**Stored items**
..........
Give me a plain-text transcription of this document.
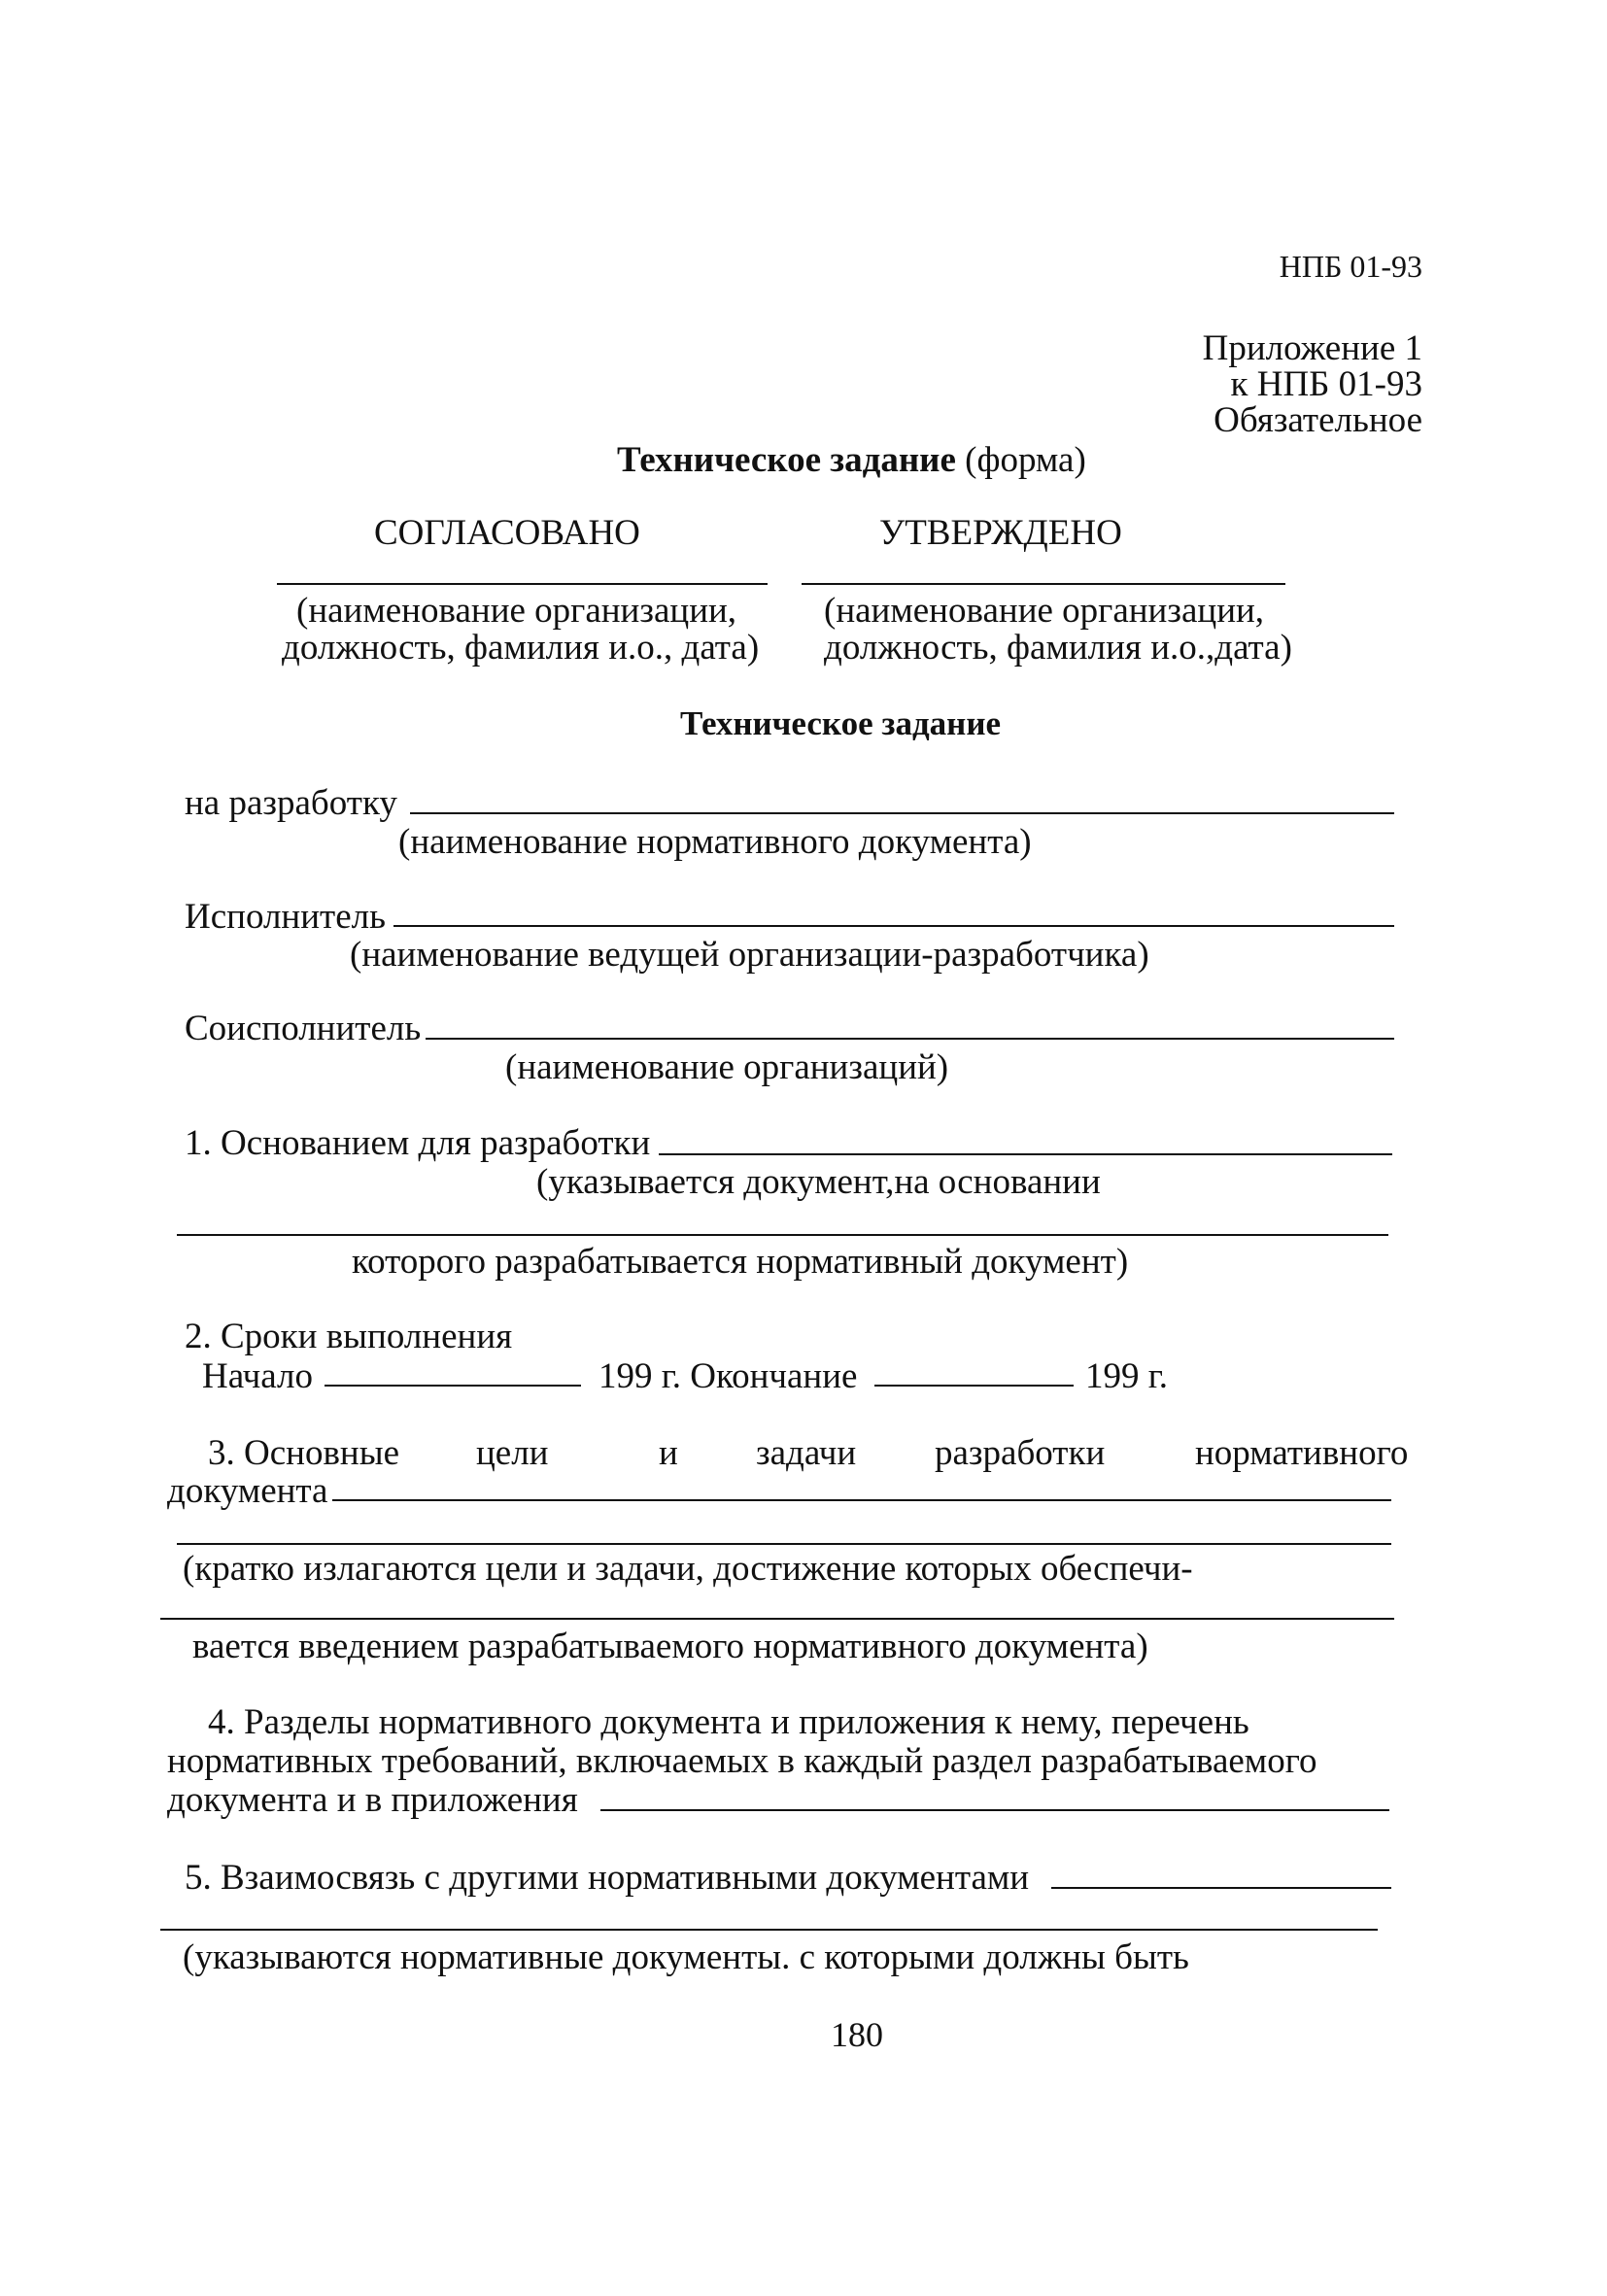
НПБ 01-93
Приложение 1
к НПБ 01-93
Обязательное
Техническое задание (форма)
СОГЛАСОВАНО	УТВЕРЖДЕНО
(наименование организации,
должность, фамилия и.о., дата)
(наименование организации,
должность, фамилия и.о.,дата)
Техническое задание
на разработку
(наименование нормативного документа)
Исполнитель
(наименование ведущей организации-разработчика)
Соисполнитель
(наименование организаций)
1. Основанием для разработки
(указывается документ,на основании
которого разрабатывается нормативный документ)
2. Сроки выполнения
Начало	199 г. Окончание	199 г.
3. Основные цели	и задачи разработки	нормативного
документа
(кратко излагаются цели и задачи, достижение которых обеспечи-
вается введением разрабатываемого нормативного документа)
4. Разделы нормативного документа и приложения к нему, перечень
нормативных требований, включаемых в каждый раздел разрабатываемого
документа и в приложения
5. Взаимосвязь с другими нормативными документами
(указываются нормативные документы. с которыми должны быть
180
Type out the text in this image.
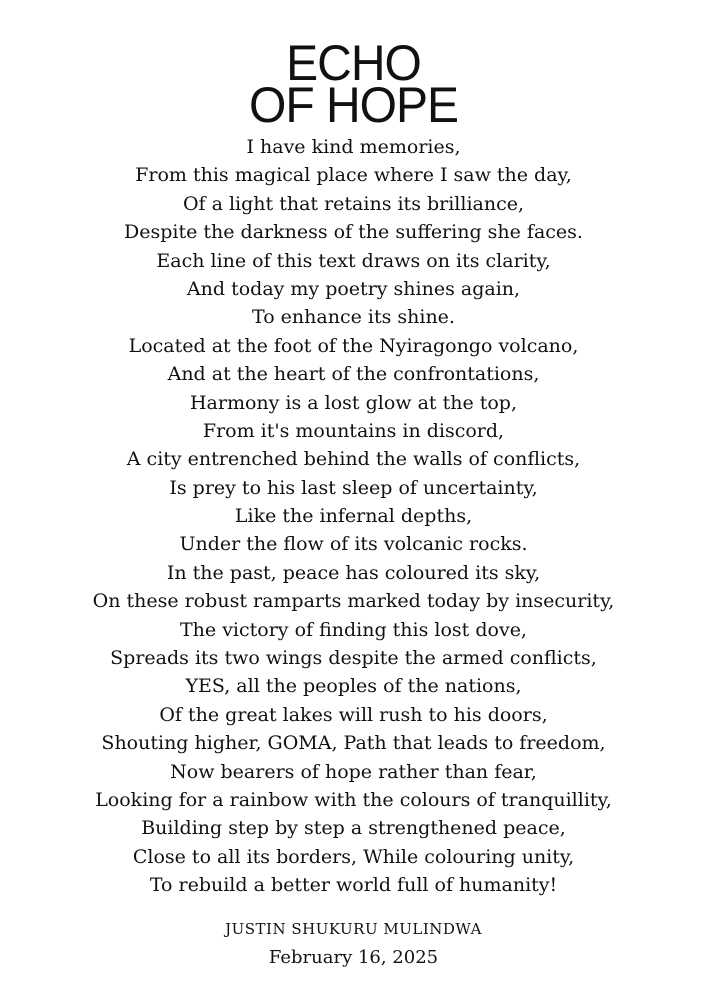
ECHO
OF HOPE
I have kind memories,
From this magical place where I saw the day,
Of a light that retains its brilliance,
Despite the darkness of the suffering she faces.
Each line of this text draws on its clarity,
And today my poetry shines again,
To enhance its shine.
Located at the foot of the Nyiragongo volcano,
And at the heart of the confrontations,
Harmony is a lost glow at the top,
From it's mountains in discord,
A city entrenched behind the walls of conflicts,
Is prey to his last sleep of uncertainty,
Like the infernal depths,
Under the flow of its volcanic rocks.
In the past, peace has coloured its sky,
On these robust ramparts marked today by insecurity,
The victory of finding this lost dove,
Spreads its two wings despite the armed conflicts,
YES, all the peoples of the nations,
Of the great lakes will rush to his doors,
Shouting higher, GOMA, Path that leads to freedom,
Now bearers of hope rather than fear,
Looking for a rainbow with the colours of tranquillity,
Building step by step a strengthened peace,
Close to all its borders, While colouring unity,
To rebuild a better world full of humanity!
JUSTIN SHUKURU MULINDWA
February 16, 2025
..........
Each line of the data should be quoted exactly, with pictures left out.

Give me a plain-text transcription of this document.
НПБ 01-93
Приложение 1
к НПБ 01-93
Обязательное
Техническое задание (форма)
СОГЛАСОВАНО	УТВЕРЖДЕНО
(наименование организации,
должность, фамилия и.о., дата)
(наименование организации,
должность, фамилия и.о.,дата)
Техническое задание
на разработку
(наименование нормативного документа)
Исполнитель
(наименование ведущей организации-разработчика)
Соисполнитель
(наименование организаций)
1. Основанием для разработки
(указывается документ,на основании
которого разрабатывается нормативный документ)
2. Сроки выполнения
Начало	199 г. Окончание	199 г.
3. Основные цели	и задачи разработки	нормативного
документа
(кратко излагаются цели и задачи, достижение которых обеспечи-
вается введением разрабатываемого нормативного документа)
4. Разделы нормативного документа и приложения к нему, перечень
нормативных требований, включаемых в каждый раздел разрабатываемого
документа и в приложения
5. Взаимосвязь с другими нормативными документами
(указываются нормативные документы. с которыми должны быть
180
Type out the text in this image.
ECHO
OF HOPE
I have kind memories,
From this magical place where I saw the day,
Of a light that retains its brilliance,
Despite the darkness of the suffering she faces.
Each line of this text draws on its clarity,
And today my poetry shines again,
To enhance its shine.
Located at the foot of the Nyiragongo volcano,
And at the heart of the confrontations,
Harmony is a lost glow at the top,
From it's mountains in discord,
A city entrenched behind the walls of conflicts,
Is prey to his last sleep of uncertainty,
Like the infernal depths,
Under the flow of its volcanic rocks.
In the past, peace has coloured its sky,
On these robust ramparts marked today by insecurity,
The victory of finding this lost dove,
Spreads its two wings despite the armed conflicts,
YES, all the peoples of the nations,
Of the great lakes will rush to his doors,
Shouting higher, GOMA, Path that leads to freedom,
Now bearers of hope rather than fear,
Looking for a rainbow with the colours of tranquillity,
Building step by step a strengthened peace,
Close to all its borders, While colouring unity,
To rebuild a better world full of humanity!
JUSTIN SHUKURU MULINDWA
February 16, 2025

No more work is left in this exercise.